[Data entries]
_ _ _ _

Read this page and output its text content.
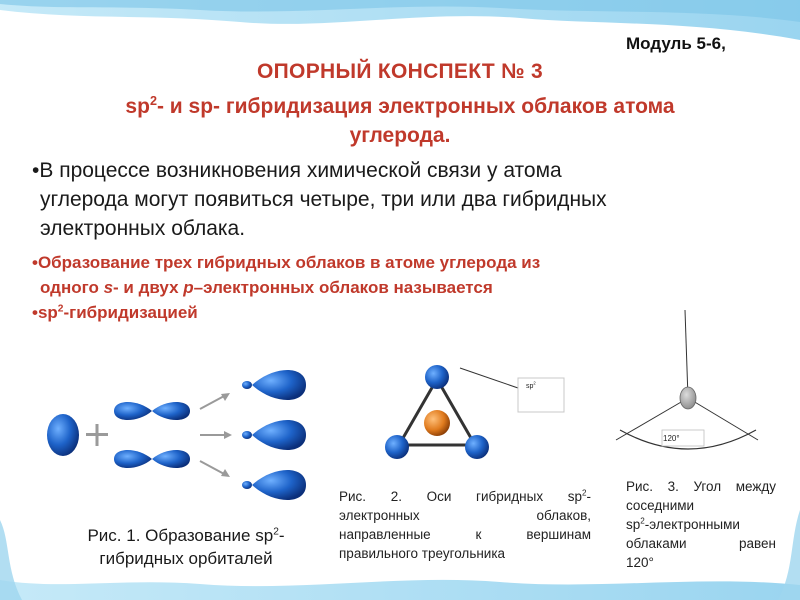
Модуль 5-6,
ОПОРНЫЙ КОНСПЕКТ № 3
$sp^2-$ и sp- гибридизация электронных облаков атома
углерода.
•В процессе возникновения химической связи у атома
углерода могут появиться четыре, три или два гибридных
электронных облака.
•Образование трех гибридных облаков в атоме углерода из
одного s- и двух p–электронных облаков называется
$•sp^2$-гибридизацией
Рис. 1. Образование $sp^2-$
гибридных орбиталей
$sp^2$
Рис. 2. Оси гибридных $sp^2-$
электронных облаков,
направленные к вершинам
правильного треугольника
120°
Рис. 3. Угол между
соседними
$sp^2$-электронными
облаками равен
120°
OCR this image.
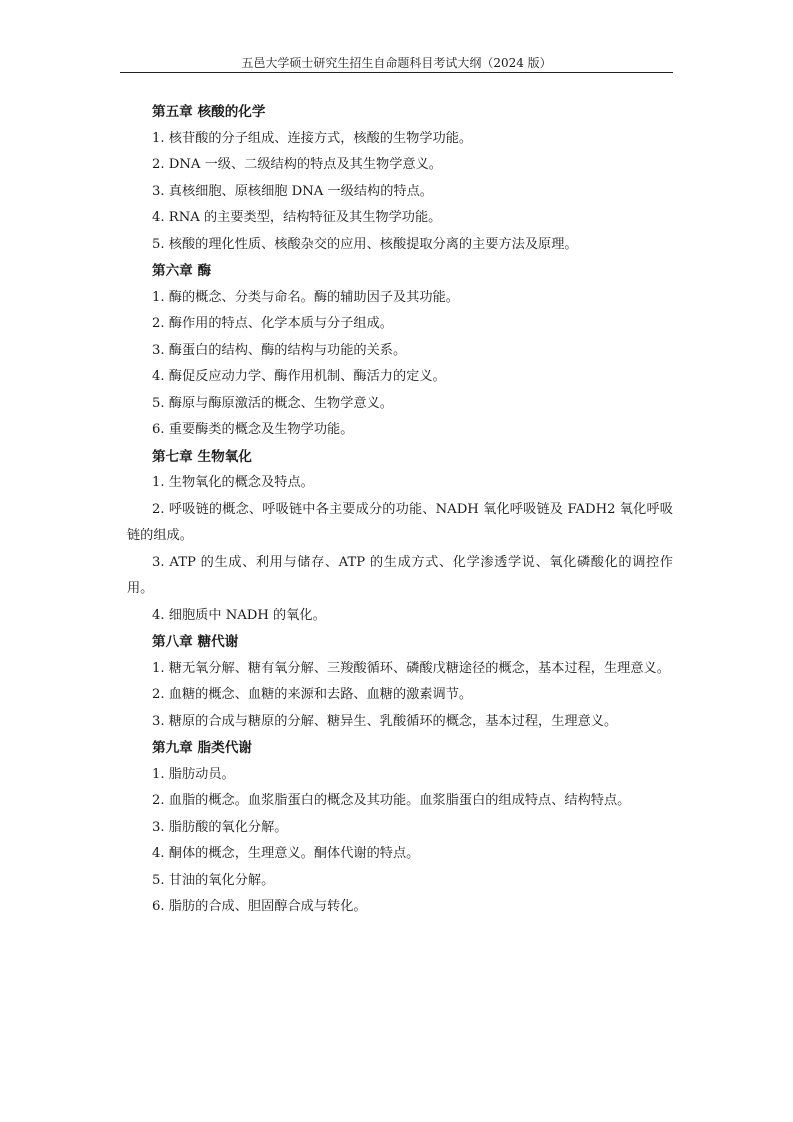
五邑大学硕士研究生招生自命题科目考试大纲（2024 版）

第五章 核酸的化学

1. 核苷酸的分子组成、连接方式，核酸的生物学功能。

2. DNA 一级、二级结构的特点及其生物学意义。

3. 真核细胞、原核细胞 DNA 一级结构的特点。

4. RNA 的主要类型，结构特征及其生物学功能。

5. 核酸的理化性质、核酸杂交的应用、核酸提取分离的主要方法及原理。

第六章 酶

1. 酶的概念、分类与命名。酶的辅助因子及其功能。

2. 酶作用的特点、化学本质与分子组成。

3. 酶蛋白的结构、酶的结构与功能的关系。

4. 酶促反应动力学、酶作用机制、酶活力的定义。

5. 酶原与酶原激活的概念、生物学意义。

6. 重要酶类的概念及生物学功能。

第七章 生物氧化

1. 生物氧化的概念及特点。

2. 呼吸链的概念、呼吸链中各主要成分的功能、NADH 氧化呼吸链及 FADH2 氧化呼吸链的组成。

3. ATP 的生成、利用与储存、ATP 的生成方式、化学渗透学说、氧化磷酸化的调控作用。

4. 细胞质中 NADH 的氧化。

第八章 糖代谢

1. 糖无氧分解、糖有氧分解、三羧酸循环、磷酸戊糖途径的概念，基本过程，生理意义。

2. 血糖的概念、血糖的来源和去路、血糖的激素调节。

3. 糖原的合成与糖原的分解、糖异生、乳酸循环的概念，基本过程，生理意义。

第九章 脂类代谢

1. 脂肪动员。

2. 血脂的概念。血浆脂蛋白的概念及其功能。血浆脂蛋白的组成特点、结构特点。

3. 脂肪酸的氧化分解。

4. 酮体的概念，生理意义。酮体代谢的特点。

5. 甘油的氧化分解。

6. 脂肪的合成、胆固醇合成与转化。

_ _ _ _

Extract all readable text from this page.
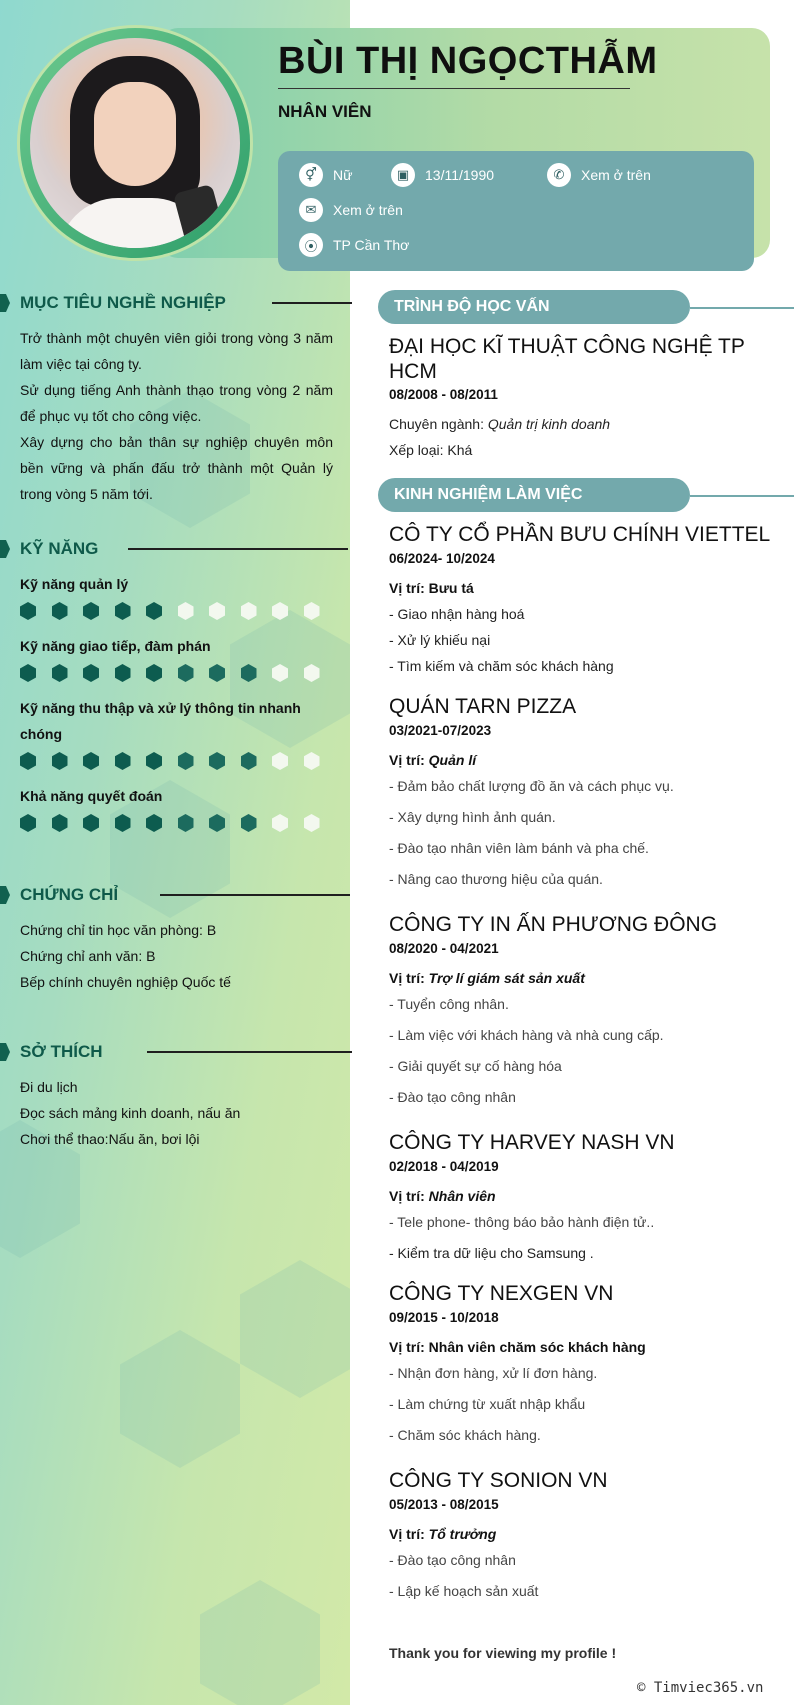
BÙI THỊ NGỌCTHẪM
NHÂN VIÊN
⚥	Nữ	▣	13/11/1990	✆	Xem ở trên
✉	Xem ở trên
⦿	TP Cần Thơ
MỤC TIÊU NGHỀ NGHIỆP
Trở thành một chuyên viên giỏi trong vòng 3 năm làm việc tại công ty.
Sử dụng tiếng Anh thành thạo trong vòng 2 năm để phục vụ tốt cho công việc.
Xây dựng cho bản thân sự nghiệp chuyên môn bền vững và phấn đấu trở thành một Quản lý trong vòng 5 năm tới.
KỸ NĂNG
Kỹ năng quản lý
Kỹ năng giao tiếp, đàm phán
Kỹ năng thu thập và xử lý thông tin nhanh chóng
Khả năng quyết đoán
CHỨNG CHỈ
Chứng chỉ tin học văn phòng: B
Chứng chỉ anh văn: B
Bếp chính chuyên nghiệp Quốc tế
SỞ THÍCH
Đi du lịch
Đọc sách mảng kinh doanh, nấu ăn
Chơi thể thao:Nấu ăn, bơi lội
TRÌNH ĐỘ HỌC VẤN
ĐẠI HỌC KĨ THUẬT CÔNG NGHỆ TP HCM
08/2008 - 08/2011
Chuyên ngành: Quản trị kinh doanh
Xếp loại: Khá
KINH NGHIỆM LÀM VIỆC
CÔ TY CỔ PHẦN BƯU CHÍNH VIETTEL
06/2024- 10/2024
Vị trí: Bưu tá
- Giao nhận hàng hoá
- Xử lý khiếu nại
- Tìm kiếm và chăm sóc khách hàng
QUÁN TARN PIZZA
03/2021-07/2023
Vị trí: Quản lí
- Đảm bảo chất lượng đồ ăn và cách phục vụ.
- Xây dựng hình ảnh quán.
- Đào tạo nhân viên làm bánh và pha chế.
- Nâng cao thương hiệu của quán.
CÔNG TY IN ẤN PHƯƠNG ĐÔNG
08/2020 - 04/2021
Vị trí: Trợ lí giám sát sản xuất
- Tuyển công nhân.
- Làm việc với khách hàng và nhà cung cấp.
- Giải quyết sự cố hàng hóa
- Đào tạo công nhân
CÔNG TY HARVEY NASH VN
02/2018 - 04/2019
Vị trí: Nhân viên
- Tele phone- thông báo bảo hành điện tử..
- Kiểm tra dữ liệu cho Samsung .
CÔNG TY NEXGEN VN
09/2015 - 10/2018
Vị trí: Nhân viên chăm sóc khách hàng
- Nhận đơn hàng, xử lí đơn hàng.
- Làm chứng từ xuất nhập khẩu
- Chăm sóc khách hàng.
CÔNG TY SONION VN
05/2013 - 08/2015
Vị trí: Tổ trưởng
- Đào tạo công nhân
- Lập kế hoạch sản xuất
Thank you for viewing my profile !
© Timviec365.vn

_ _ _ _

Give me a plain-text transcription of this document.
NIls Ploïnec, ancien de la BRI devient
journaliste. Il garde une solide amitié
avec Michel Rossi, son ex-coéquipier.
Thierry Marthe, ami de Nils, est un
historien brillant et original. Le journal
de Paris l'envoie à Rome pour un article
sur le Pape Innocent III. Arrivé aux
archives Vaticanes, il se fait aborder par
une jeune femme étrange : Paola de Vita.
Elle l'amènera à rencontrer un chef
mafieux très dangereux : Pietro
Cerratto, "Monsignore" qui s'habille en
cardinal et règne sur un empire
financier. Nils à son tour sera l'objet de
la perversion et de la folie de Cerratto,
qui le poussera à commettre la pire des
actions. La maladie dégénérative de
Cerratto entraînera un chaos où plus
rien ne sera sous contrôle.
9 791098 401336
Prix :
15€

_ _ _ _

• _YOUR GOAL_
Copy out all lines where the word "Cerratto" appears.

• _THE OUTPUT_
Cerratto, "Monsignore" qui s'habille en
la perversion et de la folie de Cerratto,
Cerratto entraînera un chaos où plus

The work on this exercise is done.